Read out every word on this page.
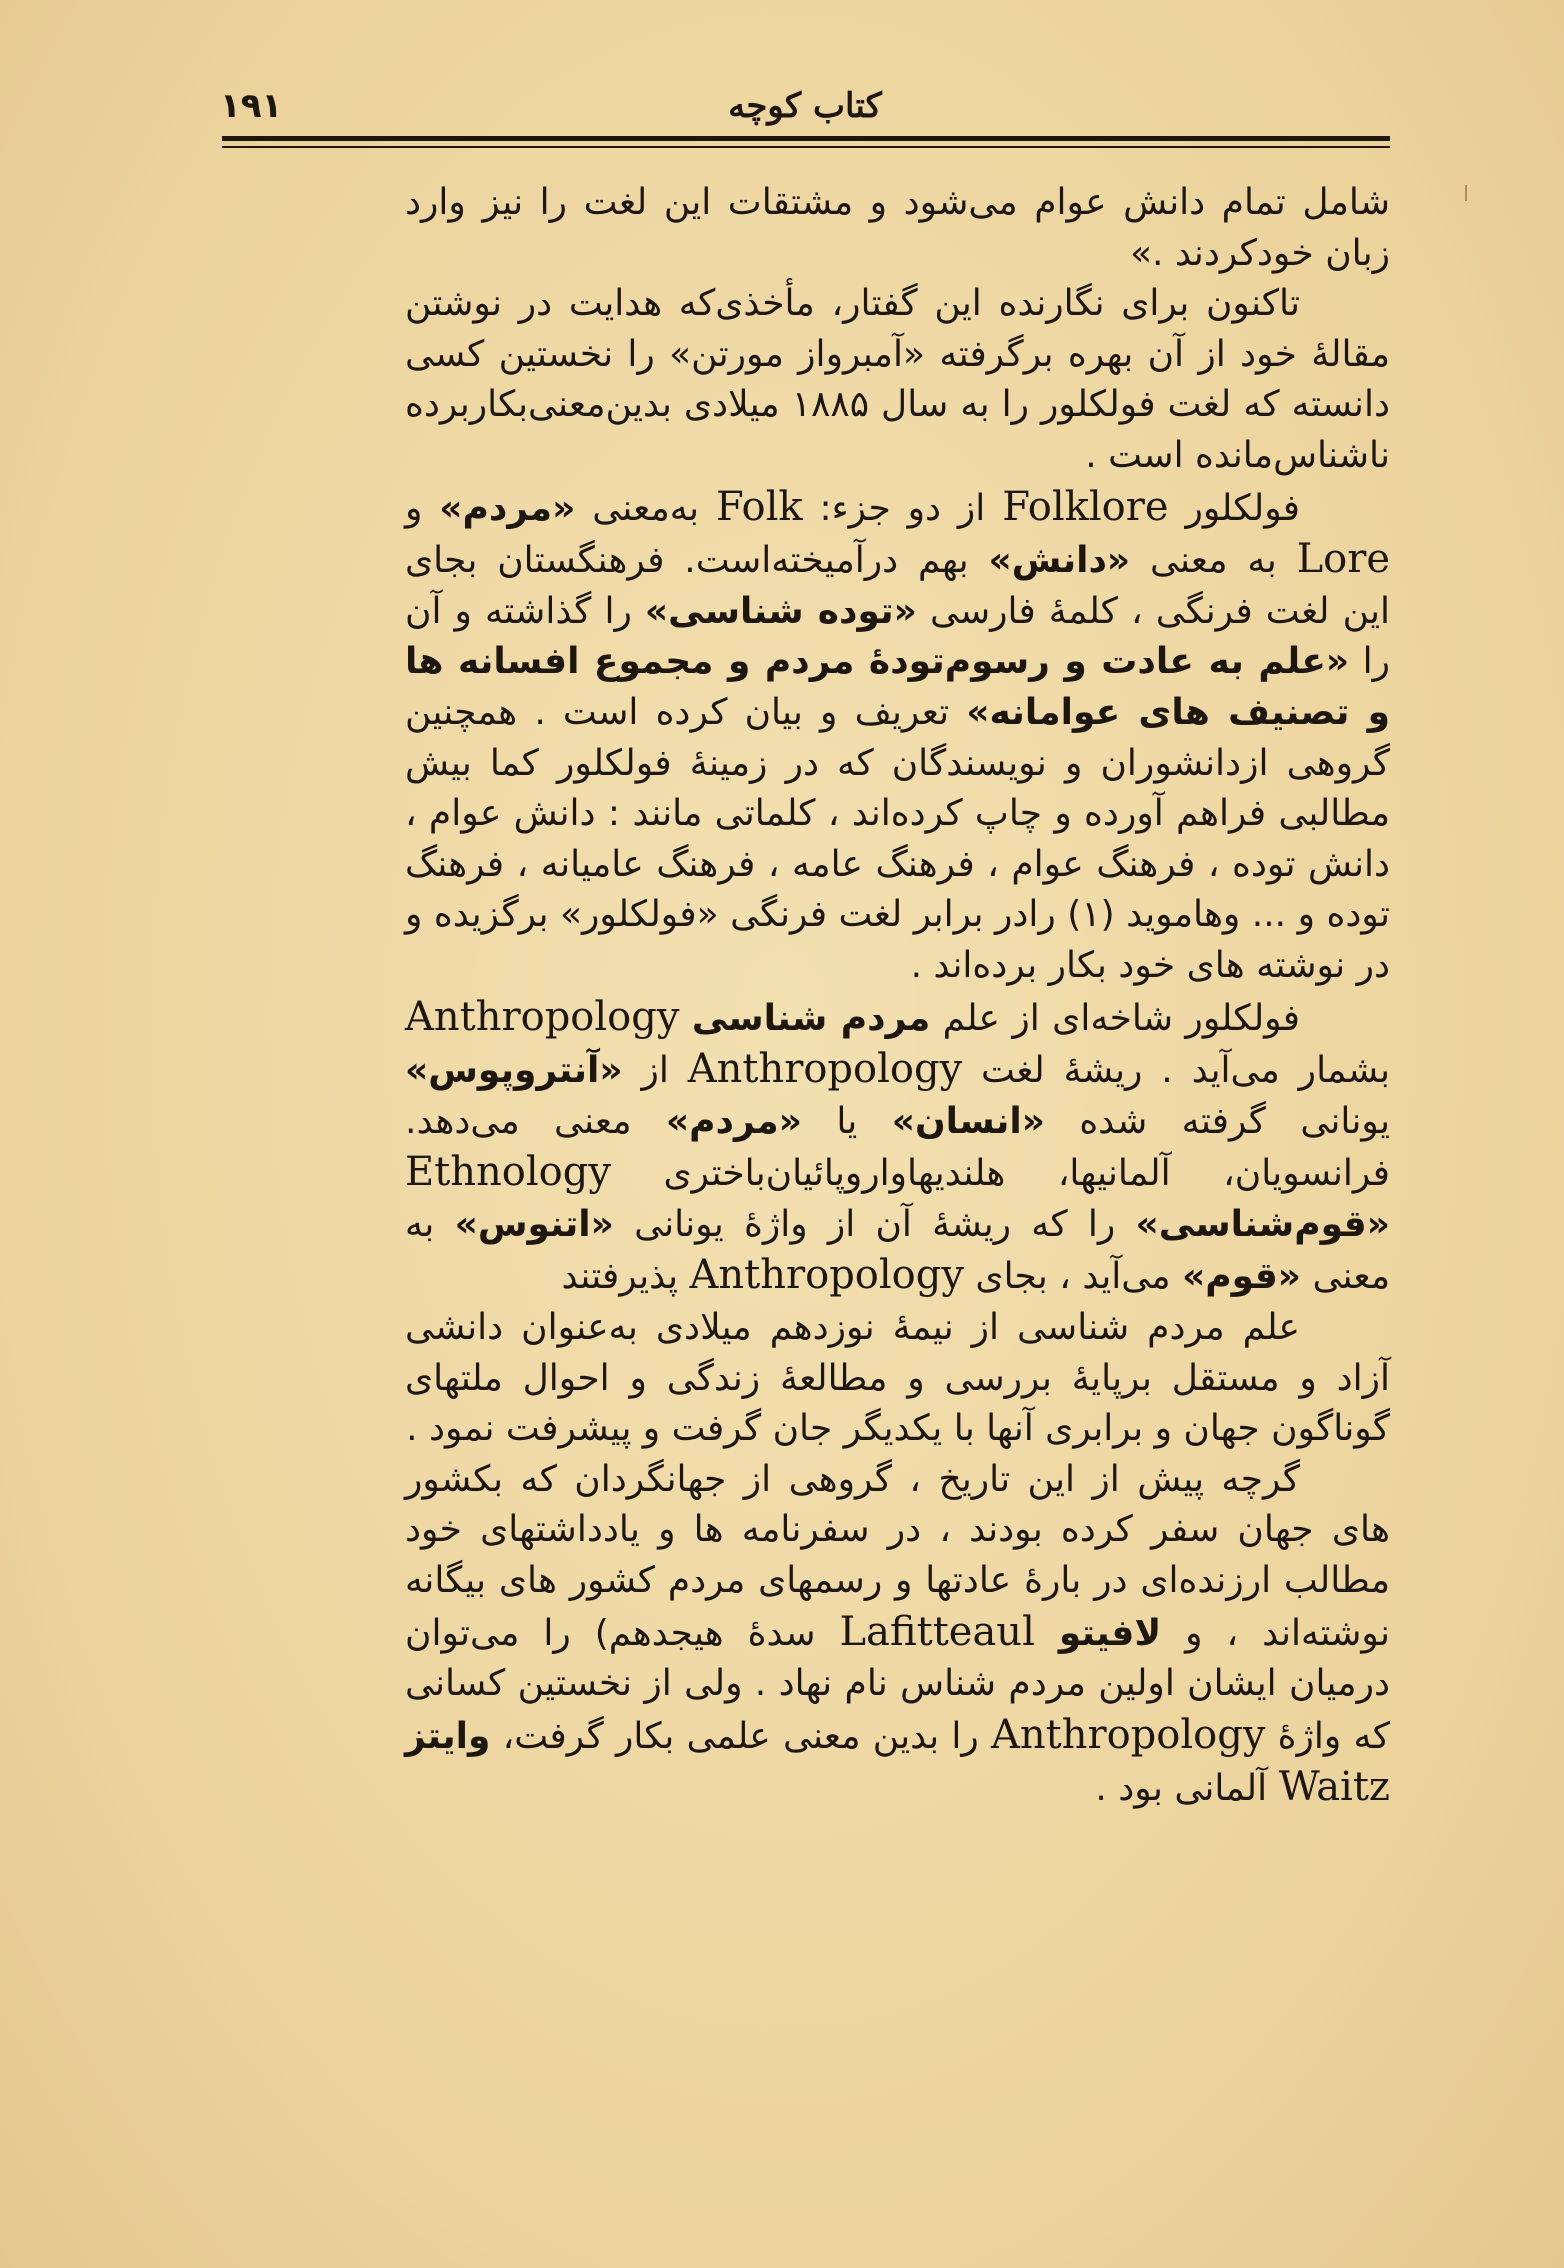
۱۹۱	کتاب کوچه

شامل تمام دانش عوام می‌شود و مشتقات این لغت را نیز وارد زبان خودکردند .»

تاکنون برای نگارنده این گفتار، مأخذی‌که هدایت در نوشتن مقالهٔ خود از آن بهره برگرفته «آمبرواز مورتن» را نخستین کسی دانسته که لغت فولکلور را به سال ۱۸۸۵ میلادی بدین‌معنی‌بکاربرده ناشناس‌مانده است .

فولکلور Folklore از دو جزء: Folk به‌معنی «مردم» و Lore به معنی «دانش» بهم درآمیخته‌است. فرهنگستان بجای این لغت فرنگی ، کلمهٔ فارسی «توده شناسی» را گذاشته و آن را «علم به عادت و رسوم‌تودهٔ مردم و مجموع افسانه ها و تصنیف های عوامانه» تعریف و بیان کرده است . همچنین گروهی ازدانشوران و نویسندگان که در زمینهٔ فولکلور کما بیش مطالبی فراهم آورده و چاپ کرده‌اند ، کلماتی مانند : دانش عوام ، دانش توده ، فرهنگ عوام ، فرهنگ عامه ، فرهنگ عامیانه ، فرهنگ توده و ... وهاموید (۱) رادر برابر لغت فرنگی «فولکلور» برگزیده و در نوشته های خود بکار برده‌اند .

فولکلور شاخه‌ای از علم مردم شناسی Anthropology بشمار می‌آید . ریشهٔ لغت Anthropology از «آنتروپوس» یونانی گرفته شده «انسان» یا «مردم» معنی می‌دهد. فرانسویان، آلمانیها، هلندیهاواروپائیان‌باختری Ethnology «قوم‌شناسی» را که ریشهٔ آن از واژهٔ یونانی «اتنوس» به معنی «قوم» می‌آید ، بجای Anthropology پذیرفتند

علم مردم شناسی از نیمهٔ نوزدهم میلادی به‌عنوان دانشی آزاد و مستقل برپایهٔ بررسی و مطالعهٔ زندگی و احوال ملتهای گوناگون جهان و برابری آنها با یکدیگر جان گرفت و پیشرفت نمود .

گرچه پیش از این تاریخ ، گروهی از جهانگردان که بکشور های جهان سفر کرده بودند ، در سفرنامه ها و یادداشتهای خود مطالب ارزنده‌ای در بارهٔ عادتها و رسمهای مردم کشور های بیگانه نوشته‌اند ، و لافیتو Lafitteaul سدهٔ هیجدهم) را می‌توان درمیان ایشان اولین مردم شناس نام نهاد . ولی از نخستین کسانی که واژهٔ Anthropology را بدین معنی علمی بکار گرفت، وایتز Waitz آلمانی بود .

--- WHAT THE TASK REQUIRES ---
Reproduce every entry exactly, but omit each picture.

--- OUTPUT OF THE TASK ---
Read out every word on this page.
۱۹۱	کتاب کوچه

شامل تمام دانش عوام می‌شود و مشتقات این لغت را نیز وارد زبان خودکردند .»

تاکنون برای نگارنده این گفتار، مأخذی‌که هدایت در نوشتن مقالهٔ خود از آن بهره برگرفته «آمبرواز مورتن» را نخستین کسی دانسته که لغت فولکلور را به سال ۱۸۸۵ میلادی بدین‌معنی‌بکاربرده ناشناس‌مانده است .

فولکلور Folklore از دو جزء: Folk به‌معنی «مردم» و Lore به معنی «دانش» بهم درآمیخته‌است. فرهنگستان بجای این لغت فرنگی ، کلمهٔ فارسی «توده شناسی» را گذاشته و آن را «علم به عادت و رسوم‌تودهٔ مردم و مجموع افسانه ها و تصنیف های عوامانه» تعریف و بیان کرده است . همچنین گروهی ازدانشوران و نویسندگان که در زمینهٔ فولکلور کما بیش مطالبی فراهم آورده و چاپ کرده‌اند ، کلماتی مانند : دانش عوام ، دانش توده ، فرهنگ عوام ، فرهنگ عامه ، فرهنگ عامیانه ، فرهنگ توده و ... وهاموید (۱) رادر برابر لغت فرنگی «فولکلور» برگزیده و در نوشته های خود بکار برده‌اند .

فولکلور شاخه‌ای از علم مردم شناسی Anthropology بشمار می‌آید . ریشهٔ لغت Anthropology از «آنتروپوس» یونانی گرفته شده «انسان» یا «مردم» معنی می‌دهد. فرانسویان، آلمانیها، هلندیهاواروپائیان‌باختری Ethnology «قوم‌شناسی» را که ریشهٔ آن از واژهٔ یونانی «اتنوس» به معنی «قوم» می‌آید ، بجای Anthropology پذیرفتند

علم مردم شناسی از نیمهٔ نوزدهم میلادی به‌عنوان دانشی آزاد و مستقل برپایهٔ بررسی و مطالعهٔ زندگی و احوال ملتهای گوناگون جهان و برابری آنها با یکدیگر جان گرفت و پیشرفت نمود .

گرچه پیش از این تاریخ ، گروهی از جهانگردان که بکشور های جهان سفر کرده بودند ، در سفرنامه ها و یادداشتهای خود مطالب ارزنده‌ای در بارهٔ عادتها و رسمهای مردم کشور های بیگانه نوشته‌اند ، و لافیتو Lafitteaul سدهٔ هیجدهم) را می‌توان درمیان ایشان اولین مردم شناس نام نهاد . ولی از نخستین کسانی که واژهٔ Anthropology را بدین معنی علمی بکار گرفت، وایتز Waitz آلمانی بود .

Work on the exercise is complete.